--- DATA PROVIDED ---

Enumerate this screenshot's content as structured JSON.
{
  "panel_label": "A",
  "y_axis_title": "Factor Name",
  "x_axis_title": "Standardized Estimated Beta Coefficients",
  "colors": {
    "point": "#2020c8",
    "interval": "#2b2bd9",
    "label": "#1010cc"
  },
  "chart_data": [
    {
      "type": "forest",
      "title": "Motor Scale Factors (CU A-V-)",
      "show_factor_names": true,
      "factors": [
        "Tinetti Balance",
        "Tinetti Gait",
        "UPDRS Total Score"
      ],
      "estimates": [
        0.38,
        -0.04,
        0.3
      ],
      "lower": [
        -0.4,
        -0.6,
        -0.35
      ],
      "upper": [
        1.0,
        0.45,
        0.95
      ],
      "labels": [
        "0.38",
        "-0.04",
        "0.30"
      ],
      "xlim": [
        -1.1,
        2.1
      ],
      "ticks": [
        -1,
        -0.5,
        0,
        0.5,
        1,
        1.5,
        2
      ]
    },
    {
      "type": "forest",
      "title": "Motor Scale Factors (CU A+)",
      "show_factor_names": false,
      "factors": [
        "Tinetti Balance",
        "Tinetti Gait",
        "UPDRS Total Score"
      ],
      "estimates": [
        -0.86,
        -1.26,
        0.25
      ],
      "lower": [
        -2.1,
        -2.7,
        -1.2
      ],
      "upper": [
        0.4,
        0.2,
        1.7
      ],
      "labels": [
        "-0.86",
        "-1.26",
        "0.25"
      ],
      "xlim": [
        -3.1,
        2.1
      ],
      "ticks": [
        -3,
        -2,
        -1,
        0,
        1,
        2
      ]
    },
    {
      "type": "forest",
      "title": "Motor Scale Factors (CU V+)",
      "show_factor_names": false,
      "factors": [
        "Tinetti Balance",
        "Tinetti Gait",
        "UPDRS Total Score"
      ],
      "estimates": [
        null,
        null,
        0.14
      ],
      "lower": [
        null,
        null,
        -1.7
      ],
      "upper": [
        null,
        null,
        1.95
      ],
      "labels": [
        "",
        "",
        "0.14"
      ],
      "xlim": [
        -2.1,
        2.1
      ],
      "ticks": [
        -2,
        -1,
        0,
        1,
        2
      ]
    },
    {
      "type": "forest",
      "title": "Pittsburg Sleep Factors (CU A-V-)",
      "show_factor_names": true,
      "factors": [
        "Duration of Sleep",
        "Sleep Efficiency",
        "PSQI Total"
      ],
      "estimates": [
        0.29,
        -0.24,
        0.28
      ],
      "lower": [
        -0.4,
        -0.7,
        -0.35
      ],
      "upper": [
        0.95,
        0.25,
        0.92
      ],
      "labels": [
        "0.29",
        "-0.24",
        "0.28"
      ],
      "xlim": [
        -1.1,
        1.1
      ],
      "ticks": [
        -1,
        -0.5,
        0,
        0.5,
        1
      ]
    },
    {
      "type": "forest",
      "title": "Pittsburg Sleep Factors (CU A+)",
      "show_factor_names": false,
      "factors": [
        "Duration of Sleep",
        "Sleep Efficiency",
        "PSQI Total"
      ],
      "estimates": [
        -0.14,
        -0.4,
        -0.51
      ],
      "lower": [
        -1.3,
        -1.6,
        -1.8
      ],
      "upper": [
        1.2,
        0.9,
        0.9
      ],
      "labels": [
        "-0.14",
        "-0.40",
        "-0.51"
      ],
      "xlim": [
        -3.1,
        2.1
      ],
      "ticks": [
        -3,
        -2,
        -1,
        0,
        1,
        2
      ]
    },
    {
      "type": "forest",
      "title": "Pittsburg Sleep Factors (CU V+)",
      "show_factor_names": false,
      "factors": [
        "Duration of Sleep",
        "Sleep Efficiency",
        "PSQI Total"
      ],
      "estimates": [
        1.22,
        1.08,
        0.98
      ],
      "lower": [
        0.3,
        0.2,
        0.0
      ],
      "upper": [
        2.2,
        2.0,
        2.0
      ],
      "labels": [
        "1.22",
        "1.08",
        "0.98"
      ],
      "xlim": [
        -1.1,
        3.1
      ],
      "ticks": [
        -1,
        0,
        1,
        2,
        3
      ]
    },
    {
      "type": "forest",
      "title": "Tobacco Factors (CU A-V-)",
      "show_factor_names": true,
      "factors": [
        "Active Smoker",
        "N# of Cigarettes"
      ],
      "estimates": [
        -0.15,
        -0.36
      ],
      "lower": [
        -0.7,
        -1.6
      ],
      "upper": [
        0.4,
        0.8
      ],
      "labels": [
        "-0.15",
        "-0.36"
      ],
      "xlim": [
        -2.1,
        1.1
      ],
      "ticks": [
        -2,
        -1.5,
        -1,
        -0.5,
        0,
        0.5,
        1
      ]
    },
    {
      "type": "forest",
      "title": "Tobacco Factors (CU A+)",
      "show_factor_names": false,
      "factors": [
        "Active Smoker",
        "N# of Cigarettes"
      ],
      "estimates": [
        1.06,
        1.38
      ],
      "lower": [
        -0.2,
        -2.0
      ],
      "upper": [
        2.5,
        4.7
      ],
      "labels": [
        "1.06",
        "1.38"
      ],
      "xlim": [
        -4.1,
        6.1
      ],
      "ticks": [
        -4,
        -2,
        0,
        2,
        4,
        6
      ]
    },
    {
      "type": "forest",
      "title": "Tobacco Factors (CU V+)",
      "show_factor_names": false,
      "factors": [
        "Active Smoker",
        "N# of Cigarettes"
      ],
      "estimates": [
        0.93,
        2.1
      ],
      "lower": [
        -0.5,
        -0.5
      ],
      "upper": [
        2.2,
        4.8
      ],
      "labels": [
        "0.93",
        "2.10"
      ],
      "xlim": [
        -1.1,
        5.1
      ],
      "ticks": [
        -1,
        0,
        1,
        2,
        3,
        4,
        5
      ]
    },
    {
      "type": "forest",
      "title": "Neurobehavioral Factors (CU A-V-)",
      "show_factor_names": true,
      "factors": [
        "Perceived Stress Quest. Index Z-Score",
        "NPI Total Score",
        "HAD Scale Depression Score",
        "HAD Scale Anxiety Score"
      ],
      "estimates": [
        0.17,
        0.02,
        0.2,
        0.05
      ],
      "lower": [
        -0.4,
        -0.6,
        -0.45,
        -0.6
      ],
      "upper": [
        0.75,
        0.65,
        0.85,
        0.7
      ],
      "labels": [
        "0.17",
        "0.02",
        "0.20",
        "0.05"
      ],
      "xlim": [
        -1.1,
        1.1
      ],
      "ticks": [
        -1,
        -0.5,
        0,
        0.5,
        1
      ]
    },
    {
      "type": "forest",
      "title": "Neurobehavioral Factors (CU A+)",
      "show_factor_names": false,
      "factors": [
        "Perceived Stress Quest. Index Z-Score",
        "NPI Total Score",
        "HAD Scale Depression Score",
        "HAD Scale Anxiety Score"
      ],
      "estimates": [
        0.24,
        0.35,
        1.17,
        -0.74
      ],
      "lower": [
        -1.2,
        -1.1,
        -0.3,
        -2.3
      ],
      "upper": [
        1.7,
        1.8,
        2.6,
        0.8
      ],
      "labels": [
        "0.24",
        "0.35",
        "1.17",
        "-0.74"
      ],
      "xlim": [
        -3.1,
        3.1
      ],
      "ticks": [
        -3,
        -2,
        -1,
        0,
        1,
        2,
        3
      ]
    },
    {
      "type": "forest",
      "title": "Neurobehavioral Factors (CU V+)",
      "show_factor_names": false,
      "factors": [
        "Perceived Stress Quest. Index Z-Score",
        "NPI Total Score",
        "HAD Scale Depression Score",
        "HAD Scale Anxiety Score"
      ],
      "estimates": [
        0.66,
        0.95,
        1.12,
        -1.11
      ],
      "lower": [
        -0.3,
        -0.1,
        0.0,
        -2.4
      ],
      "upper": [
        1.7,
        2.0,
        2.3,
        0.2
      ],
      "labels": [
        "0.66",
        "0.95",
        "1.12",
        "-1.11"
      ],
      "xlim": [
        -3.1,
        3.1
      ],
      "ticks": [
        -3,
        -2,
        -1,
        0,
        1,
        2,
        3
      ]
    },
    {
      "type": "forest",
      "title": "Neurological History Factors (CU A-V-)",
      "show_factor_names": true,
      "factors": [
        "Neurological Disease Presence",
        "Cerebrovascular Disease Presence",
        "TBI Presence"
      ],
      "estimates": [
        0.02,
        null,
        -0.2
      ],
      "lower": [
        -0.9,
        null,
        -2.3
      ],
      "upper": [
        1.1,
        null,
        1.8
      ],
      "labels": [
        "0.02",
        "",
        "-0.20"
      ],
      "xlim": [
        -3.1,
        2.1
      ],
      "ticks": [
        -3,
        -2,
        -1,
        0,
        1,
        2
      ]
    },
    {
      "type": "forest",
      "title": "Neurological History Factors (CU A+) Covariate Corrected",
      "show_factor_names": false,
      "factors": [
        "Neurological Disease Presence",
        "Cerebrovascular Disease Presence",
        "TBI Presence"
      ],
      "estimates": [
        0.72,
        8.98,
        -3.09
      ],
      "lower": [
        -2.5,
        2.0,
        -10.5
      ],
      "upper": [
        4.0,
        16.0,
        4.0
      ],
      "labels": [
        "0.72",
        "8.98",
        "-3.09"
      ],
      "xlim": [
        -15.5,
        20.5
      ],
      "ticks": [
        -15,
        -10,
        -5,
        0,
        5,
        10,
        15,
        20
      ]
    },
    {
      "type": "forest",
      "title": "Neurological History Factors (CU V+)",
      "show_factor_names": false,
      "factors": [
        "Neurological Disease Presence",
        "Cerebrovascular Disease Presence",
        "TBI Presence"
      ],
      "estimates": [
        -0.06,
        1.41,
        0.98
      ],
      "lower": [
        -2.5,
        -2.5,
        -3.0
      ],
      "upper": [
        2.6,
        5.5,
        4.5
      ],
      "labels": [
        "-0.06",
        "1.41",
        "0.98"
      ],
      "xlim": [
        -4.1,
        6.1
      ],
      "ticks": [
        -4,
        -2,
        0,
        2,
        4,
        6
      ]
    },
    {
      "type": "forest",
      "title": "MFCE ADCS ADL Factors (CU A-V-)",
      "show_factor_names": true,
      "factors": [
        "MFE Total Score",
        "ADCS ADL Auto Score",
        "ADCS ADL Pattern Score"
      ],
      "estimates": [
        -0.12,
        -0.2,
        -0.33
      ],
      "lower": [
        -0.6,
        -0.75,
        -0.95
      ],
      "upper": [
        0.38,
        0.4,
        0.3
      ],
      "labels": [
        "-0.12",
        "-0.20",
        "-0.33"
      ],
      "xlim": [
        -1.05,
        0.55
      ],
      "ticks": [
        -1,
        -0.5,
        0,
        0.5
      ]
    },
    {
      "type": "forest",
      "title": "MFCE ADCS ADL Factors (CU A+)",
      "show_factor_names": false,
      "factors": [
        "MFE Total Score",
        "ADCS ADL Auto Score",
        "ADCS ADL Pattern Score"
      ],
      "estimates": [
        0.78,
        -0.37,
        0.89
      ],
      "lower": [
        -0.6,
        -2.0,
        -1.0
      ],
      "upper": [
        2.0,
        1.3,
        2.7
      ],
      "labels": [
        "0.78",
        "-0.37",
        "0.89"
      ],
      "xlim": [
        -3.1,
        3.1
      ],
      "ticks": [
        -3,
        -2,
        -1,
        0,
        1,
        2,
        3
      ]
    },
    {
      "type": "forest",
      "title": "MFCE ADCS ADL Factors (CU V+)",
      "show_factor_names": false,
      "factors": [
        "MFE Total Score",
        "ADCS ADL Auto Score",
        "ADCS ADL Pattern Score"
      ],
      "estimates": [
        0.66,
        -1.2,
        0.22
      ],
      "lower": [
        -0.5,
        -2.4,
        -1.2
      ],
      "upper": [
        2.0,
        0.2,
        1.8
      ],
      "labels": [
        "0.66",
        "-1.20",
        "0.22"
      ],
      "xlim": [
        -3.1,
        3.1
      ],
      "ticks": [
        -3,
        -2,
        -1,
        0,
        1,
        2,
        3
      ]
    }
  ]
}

---

THE REQUEST:
Pick out every line above that contains the word "History" and copy it.

SOLUTION:
      "title": "Neurological History Factors (CU A-V-)",
      "title": "Neurological History Factors (CU A+) Covariate Corrected",
      "title": "Neurological History Factors (CU V+)",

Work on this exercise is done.